▶ _Problem details_
Retype each entry below exactly as it stands.

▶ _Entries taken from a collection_

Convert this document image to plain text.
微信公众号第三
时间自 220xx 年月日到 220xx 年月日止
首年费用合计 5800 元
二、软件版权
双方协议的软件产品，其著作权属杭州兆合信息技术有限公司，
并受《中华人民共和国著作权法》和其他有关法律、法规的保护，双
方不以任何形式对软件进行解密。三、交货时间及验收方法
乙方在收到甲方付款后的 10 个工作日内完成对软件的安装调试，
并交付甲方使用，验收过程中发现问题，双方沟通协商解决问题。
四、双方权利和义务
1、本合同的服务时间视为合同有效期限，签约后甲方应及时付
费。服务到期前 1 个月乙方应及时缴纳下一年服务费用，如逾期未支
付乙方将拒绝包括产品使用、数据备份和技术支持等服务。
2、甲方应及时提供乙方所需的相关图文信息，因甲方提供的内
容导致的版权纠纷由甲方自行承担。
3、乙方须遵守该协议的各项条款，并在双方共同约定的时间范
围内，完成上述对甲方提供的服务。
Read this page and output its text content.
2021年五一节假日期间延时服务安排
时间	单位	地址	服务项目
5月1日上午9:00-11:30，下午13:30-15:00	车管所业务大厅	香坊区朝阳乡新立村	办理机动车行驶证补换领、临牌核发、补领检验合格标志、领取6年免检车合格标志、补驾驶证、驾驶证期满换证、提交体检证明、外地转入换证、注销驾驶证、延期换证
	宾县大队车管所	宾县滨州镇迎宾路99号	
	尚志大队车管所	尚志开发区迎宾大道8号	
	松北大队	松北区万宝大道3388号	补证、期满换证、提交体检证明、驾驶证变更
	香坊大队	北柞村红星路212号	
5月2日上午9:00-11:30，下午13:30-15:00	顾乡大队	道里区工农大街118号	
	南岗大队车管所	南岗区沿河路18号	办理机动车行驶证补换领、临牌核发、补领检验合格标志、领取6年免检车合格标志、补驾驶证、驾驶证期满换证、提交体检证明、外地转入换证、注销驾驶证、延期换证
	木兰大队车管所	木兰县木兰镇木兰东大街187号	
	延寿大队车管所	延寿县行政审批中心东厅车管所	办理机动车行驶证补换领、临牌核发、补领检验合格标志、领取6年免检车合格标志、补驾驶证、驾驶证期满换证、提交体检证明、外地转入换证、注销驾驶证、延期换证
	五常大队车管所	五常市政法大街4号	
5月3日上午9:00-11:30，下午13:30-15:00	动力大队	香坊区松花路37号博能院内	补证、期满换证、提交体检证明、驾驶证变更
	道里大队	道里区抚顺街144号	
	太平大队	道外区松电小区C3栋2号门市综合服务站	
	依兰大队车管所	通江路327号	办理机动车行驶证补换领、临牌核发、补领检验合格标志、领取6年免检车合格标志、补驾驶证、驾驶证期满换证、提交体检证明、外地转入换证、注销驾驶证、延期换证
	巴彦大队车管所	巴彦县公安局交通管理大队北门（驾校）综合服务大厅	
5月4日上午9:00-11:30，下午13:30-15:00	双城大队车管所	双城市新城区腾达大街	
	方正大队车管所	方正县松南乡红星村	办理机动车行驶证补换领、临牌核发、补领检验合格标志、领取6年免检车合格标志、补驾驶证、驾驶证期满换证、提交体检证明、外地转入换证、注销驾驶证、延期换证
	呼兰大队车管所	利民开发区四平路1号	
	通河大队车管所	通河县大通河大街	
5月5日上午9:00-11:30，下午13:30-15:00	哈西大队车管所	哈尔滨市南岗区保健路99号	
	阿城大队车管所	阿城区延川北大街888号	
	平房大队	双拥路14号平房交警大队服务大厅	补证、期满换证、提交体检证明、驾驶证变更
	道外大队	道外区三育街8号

▶ _Full answer_
Convert this document image to plain text.
微信公众号第三
时间自 220xx 年月日到 220xx 年月日止
首年费用合计 5800 元
二、软件版权
双方协议的软件产品，其著作权属杭州兆合信息技术有限公司，
并受《中华人民共和国著作权法》和其他有关法律、法规的保护，双
方不以任何形式对软件进行解密。三、交货时间及验收方法
乙方在收到甲方付款后的 10 个工作日内完成对软件的安装调试，
并交付甲方使用，验收过程中发现问题，双方沟通协商解决问题。
四、双方权利和义务
1、本合同的服务时间视为合同有效期限，签约后甲方应及时付
费。服务到期前 1 个月乙方应及时缴纳下一年服务费用，如逾期未支
付乙方将拒绝包括产品使用、数据备份和技术支持等服务。
2、甲方应及时提供乙方所需的相关图文信息，因甲方提供的内
容导致的版权纠纷由甲方自行承担。
3、乙方须遵守该协议的各项条款，并在双方共同约定的时间范
围内，完成上述对甲方提供的服务。
Read this page and output its text content.
2021年五一节假日期间延时服务安排
时间	单位	地址	服务项目
5月1日上午9:00-11:30，下午13:30-15:00	车管所业务大厅	香坊区朝阳乡新立村	办理机动车行驶证补换领、临牌核发、补领检验合格标志、领取6年免检车合格标志、补驾驶证、驾驶证期满换证、提交体检证明、外地转入换证、注销驾驶证、延期换证
	宾县大队车管所	宾县滨州镇迎宾路99号	
	尚志大队车管所	尚志开发区迎宾大道8号	
	松北大队	松北区万宝大道3388号	补证、期满换证、提交体检证明、驾驶证变更
	香坊大队	北柞村红星路212号	
5月2日上午9:00-11:30，下午13:30-15:00	顾乡大队	道里区工农大街118号	
	南岗大队车管所	南岗区沿河路18号	办理机动车行驶证补换领、临牌核发、补领检验合格标志、领取6年免检车合格标志、补驾驶证、驾驶证期满换证、提交体检证明、外地转入换证、注销驾驶证、延期换证
	木兰大队车管所	木兰县木兰镇木兰东大街187号	
	延寿大队车管所	延寿县行政审批中心东厅车管所	办理机动车行驶证补换领、临牌核发、补领检验合格标志、领取6年免检车合格标志、补驾驶证、驾驶证期满换证、提交体检证明、外地转入换证、注销驾驶证、延期换证
	五常大队车管所	五常市政法大街4号	
5月3日上午9:00-11:30，下午13:30-15:00	动力大队	香坊区松花路37号博能院内	补证、期满换证、提交体检证明、驾驶证变更
	道里大队	道里区抚顺街144号	
	太平大队	道外区松电小区C3栋2号门市综合服务站	
	依兰大队车管所	通江路327号	办理机动车行驶证补换领、临牌核发、补领检验合格标志、领取6年免检车合格标志、补驾驶证、驾驶证期满换证、提交体检证明、外地转入换证、注销驾驶证、延期换证
	巴彦大队车管所	巴彦县公安局交通管理大队北门（驾校）综合服务大厅	
5月4日上午9:00-11:30，下午13:30-15:00	双城大队车管所	双城市新城区腾达大街	
	方正大队车管所	方正县松南乡红星村	办理机动车行驶证补换领、临牌核发、补领检验合格标志、领取6年免检车合格标志、补驾驶证、驾驶证期满换证、提交体检证明、外地转入换证、注销驾驶证、延期换证
	呼兰大队车管所	利民开发区四平路1号	
	通河大队车管所	通河县大通河大街	
5月5日上午9:00-11:30，下午13:30-15:00	哈西大队车管所	哈尔滨市南岗区保健路99号	
	阿城大队车管所	阿城区延川北大街888号	
	平房大队	双拥路14号平房交警大队服务大厅	补证、期满换证、提交体检证明、驾驶证变更
	道外大队	道外区三育街8号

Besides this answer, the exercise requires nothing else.